* **Task statement**: Put the entries below, from the line containing "brain bbox=[592, 426, 641, 488]" down to the line containing "brain-texture bbox=[432, 426, 480, 487]", into a JSON list of strings with one string per line and both end lines included.

* **Extracted data**:
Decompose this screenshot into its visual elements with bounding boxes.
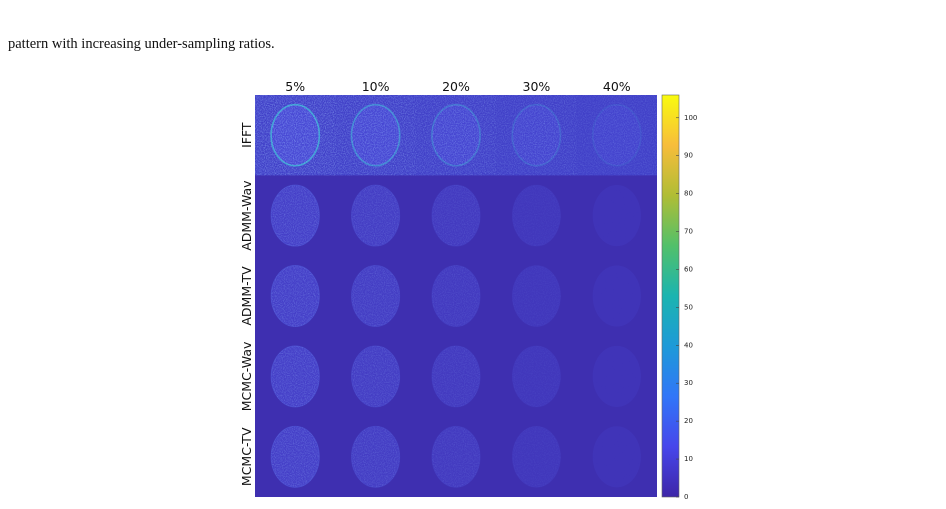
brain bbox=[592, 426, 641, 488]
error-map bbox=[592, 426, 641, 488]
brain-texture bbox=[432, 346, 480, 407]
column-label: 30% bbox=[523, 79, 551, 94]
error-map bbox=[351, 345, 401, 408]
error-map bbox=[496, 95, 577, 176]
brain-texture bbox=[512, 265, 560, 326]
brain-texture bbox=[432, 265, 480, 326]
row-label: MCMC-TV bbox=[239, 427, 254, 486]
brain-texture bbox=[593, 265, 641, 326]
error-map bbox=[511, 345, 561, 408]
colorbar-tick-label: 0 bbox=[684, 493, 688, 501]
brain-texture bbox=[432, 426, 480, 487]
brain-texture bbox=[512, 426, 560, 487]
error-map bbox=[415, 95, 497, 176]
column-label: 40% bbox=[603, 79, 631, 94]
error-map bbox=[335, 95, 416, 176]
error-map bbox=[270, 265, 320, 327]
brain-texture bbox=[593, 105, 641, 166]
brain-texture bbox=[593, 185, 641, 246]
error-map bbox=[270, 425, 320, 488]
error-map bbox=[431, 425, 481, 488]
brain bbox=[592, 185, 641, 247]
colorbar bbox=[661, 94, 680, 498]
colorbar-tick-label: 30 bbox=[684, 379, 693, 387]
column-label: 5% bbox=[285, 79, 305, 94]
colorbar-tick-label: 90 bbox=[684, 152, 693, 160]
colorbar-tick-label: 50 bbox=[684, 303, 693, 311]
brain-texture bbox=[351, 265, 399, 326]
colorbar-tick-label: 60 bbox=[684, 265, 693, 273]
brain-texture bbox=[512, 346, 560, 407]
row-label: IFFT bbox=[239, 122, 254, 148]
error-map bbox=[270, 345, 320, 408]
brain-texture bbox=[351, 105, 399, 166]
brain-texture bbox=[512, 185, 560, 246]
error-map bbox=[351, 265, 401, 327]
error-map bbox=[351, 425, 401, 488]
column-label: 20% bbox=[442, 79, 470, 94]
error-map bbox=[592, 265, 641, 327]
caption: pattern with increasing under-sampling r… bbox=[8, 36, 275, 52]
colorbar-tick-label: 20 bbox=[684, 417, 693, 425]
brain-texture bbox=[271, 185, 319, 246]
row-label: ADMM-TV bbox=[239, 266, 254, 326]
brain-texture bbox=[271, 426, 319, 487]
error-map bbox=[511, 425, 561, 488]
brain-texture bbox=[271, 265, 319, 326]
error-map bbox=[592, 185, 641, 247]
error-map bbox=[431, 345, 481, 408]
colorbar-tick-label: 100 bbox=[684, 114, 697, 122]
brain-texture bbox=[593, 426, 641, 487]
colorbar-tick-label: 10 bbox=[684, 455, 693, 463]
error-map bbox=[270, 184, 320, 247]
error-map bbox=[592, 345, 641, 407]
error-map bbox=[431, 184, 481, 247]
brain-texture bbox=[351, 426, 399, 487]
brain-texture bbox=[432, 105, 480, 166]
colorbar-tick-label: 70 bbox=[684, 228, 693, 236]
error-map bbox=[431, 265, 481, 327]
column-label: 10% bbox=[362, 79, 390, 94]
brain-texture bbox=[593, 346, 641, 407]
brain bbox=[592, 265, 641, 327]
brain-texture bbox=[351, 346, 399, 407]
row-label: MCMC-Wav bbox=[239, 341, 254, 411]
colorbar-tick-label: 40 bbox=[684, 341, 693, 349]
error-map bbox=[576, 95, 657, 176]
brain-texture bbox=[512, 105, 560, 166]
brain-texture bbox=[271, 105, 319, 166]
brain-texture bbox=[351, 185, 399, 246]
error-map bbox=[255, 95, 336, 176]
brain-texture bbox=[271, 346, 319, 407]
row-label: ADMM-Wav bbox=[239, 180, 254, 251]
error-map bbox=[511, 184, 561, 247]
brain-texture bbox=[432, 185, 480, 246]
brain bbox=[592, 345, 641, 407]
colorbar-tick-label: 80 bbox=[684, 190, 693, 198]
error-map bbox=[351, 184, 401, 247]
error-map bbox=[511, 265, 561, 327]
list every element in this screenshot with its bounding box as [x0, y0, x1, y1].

* **Solution for this problem**:
[
  "brain bbox=[592, 426, 641, 488]",
  "error-map bbox=[592, 426, 641, 488]",
  "brain-texture bbox=[432, 346, 480, 407]",
  "column-label: 30% bbox=[523, 79, 551, 94]",
  "error-map bbox=[351, 345, 401, 408]",
  "error-map bbox=[496, 95, 577, 176]",
  "brain-texture bbox=[512, 265, 560, 326]",
  "brain-texture bbox=[432, 265, 480, 326]",
  "row-label: MCMC-TV bbox=[239, 427, 254, 486]",
  "brain-texture bbox=[593, 265, 641, 326]",
  "error-map bbox=[511, 345, 561, 408]",
  "colorbar-tick-label: 0 bbox=[684, 493, 688, 501]",
  "brain-texture bbox=[432, 426, 480, 487]"
]